A run of records
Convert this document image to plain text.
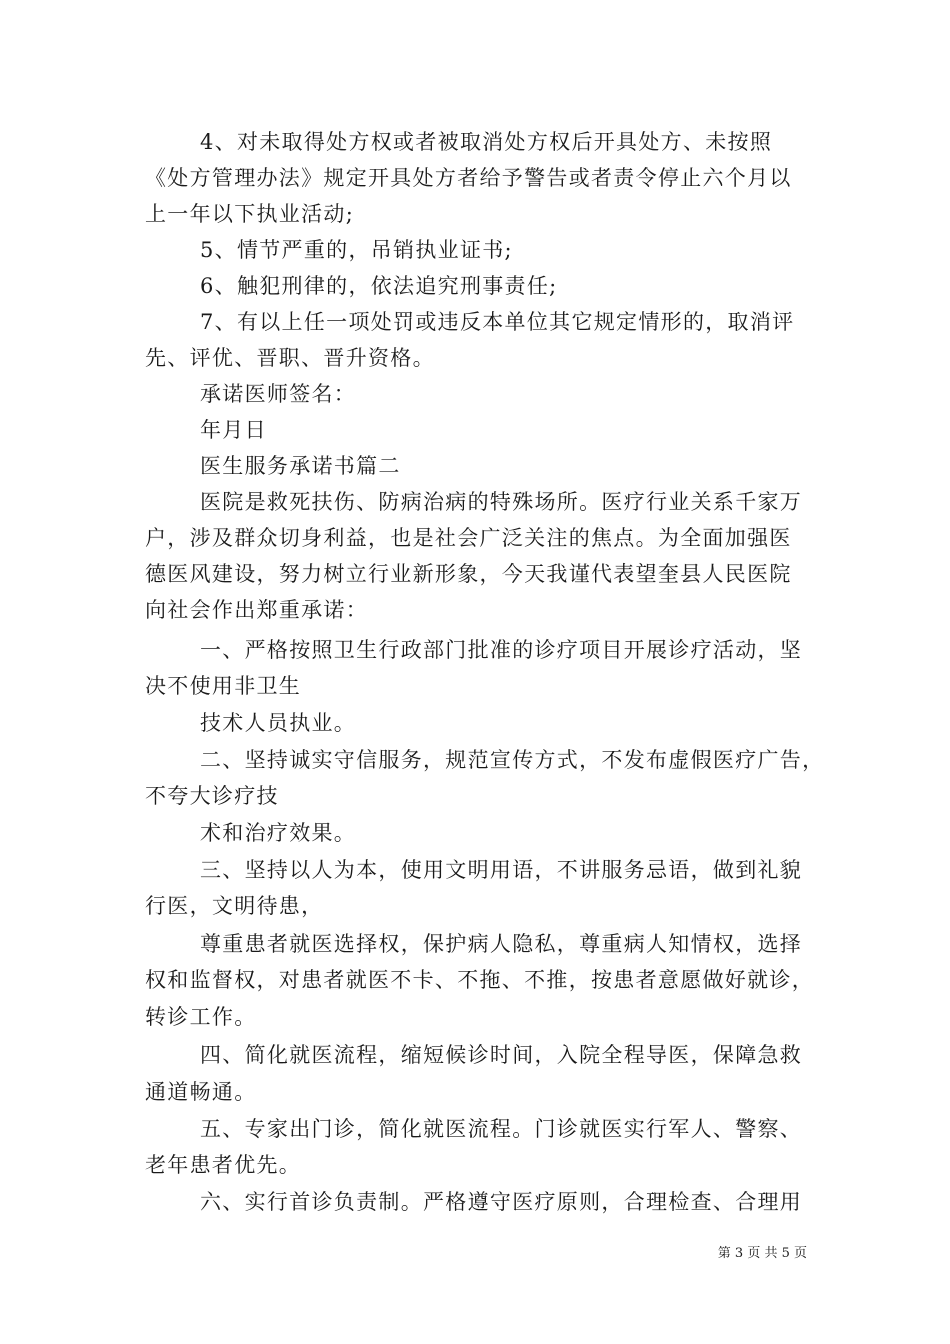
4、对未取得处方权或者被取消处方权后开具处方、未按照
《处方管理办法》规定开具处方者给予警告或者责令停止六个月以
上一年以下执业活动;
5、情节严重的，吊销执业证书;
6、触犯刑律的，依法追究刑事责任;
7、有以上任一项处罚或违反本单位其它规定情形的，取消评
先、评优、晋职、晋升资格。
承诺医师签名：
年月日
医生服务承诺书篇二
医院是救死扶伤、防病治病的特殊场所。医疗行业关系千家万
户，涉及群众切身利益，也是社会广泛关注的焦点。为全面加强医
德医风建设，努力树立行业新形象，今天我谨代表望奎县人民医院
向社会作出郑重承诺：
一、严格按照卫生行政部门批准的诊疗项目开展诊疗活动，坚
决不使用非卫生
技术人员执业。
二、坚持诚实守信服务，规范宣传方式，不发布虚假医疗广告，
不夸大诊疗技
术和治疗效果。
三、坚持以人为本，使用文明用语，不讲服务忌语，做到礼貌
行医，文明待患，
尊重患者就医选择权，保护病人隐私，尊重病人知情权，选择
权和监督权，对患者就医不卡、不拖、不推，按患者意愿做好就诊，
转诊工作。
四、简化就医流程，缩短候诊时间，入院全程导医，保障急救
通道畅通。
五、专家出门诊，简化就医流程。门诊就医实行军人、警察、
老年患者优先。
六、实行首诊负责制。严格遵守医疗原则，合理检查、合理用
第 3 页 共 5 页
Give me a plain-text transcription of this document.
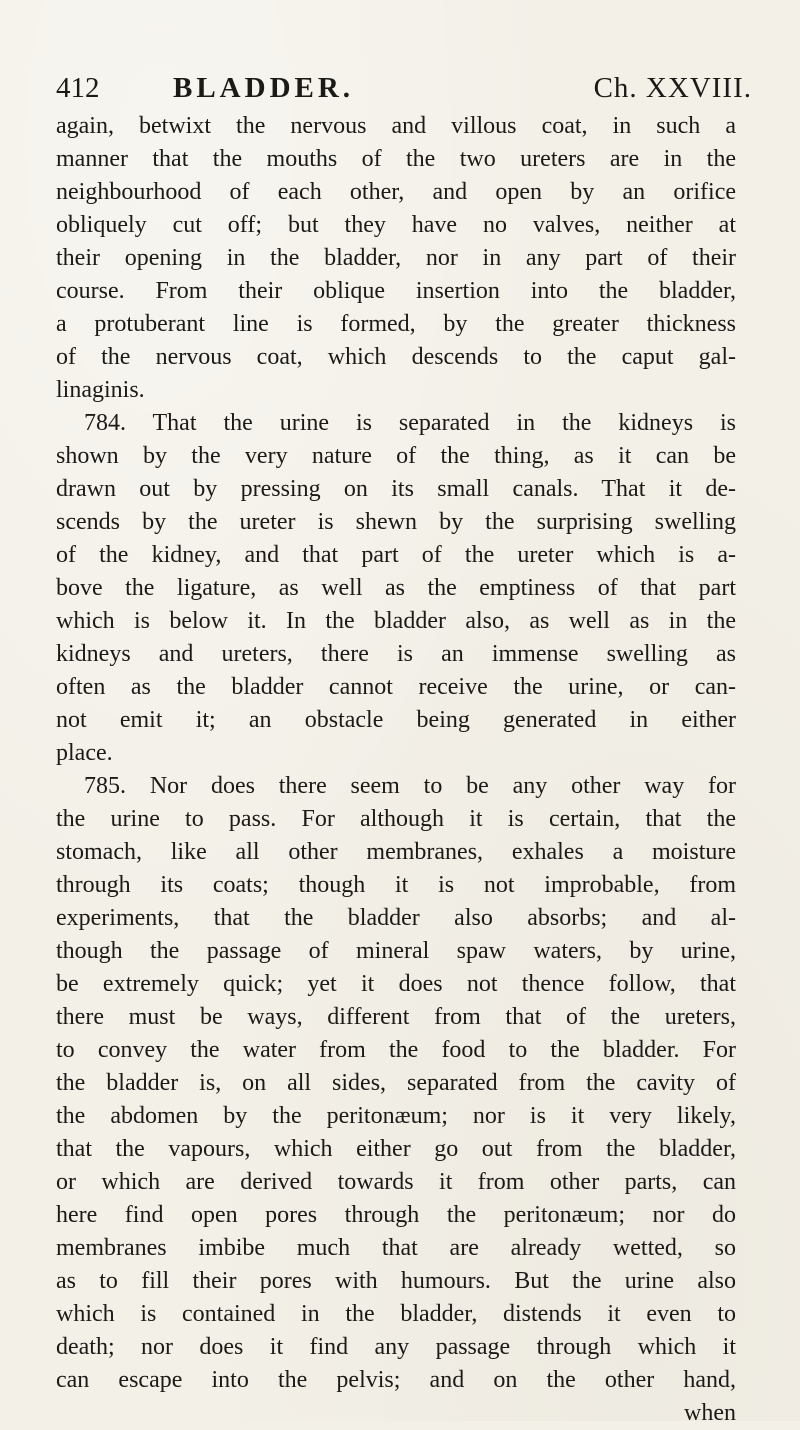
412	BLADDER.	Ch. XXVIII.
again, betwixt the nervous and villous coat, in such a
manner that the mouths of the two ureters are in the
neighbourhood of each other, and open by an orifice
obliquely cut off; but they have no valves, neither at
their opening in the bladder, nor in any part of their
course. From their oblique insertion into the bladder,
a protuberant line is formed, by the greater thickness
of the nervous coat, which descends to the caput gal-
linaginis.
784. That the urine is separated in the kidneys is
shown by the very nature of the thing, as it can be
drawn out by pressing on its small canals. That it de-
scends by the ureter is shewn by the surprising swelling
of the kidney, and that part of the ureter which is a-
bove the ligature, as well as the emptiness of that part
which is below it. In the bladder also, as well as in the
kidneys and ureters, there is an immense swelling as
often as the bladder cannot receive the urine, or can-
not emit it; an obstacle being generated in either
place.
785. Nor does there seem to be any other way for
the urine to pass. For although it is certain, that the
stomach, like all other membranes, exhales a moisture
through its coats; though it is not improbable, from
experiments, that the bladder also absorbs; and al-
though the passage of mineral spaw waters, by urine,
be extremely quick; yet it does not thence follow, that
there must be ways, different from that of the ureters,
to convey the water from the food to the bladder. For
the bladder is, on all sides, separated from the cavity of
the abdomen by the peritonæum; nor is it very likely,
that the vapours, which either go out from the bladder,
or which are derived towards it from other parts, can
here find open pores through the peritonæum; nor do
membranes imbibe much that are already wetted, so
as to fill their pores with humours. But the urine also
which is contained in the bladder, distends it even to
death; nor does it find any passage through which it
can escape into the pelvis; and on the other hand,
when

» **What you have to do**
Skip the pictures and print each record exactly as it stands.

» **Task answer**
Convert this document image to plain text.
4、对未取得处方权或者被取消处方权后开具处方、未按照
《处方管理办法》规定开具处方者给予警告或者责令停止六个月以
上一年以下执业活动;
5、情节严重的，吊销执业证书;
6、触犯刑律的，依法追究刑事责任;
7、有以上任一项处罚或违反本单位其它规定情形的，取消评
先、评优、晋职、晋升资格。
承诺医师签名：
年月日
医生服务承诺书篇二
医院是救死扶伤、防病治病的特殊场所。医疗行业关系千家万
户，涉及群众切身利益，也是社会广泛关注的焦点。为全面加强医
德医风建设，努力树立行业新形象，今天我谨代表望奎县人民医院
向社会作出郑重承诺：
一、严格按照卫生行政部门批准的诊疗项目开展诊疗活动，坚
决不使用非卫生
技术人员执业。
二、坚持诚实守信服务，规范宣传方式，不发布虚假医疗广告，
不夸大诊疗技
术和治疗效果。
三、坚持以人为本，使用文明用语，不讲服务忌语，做到礼貌
行医，文明待患，
尊重患者就医选择权，保护病人隐私，尊重病人知情权，选择
权和监督权，对患者就医不卡、不拖、不推，按患者意愿做好就诊，
转诊工作。
四、简化就医流程，缩短候诊时间，入院全程导医，保障急救
通道畅通。
五、专家出门诊，简化就医流程。门诊就医实行军人、警察、
老年患者优先。
六、实行首诊负责制。严格遵守医疗原则，合理检查、合理用
第 3 页 共 5 页
Give me a plain-text transcription of this document.
412	BLADDER.	Ch. XXVIII.
again, betwixt the nervous and villous coat, in such a
manner that the mouths of the two ureters are in the
neighbourhood of each other, and open by an orifice
obliquely cut off; but they have no valves, neither at
their opening in the bladder, nor in any part of their
course. From their oblique insertion into the bladder,
a protuberant line is formed, by the greater thickness
of the nervous coat, which descends to the caput gal-
linaginis.
784. That the urine is separated in the kidneys is
shown by the very nature of the thing, as it can be
drawn out by pressing on its small canals. That it de-
scends by the ureter is shewn by the surprising swelling
of the kidney, and that part of the ureter which is a-
bove the ligature, as well as the emptiness of that part
which is below it. In the bladder also, as well as in the
kidneys and ureters, there is an immense swelling as
often as the bladder cannot receive the urine, or can-
not emit it; an obstacle being generated in either
place.
785. Nor does there seem to be any other way for
the urine to pass. For although it is certain, that the
stomach, like all other membranes, exhales a moisture
through its coats; though it is not improbable, from
experiments, that the bladder also absorbs; and al-
though the passage of mineral spaw waters, by urine,
be extremely quick; yet it does not thence follow, that
there must be ways, different from that of the ureters,
to convey the water from the food to the bladder. For
the bladder is, on all sides, separated from the cavity of
the abdomen by the peritonæum; nor is it very likely,
that the vapours, which either go out from the bladder,
or which are derived towards it from other parts, can
here find open pores through the peritonæum; nor do
membranes imbibe much that are already wetted, so
as to fill their pores with humours. But the urine also
which is contained in the bladder, distends it even to
death; nor does it find any passage through which it
can escape into the pelvis; and on the other hand,
when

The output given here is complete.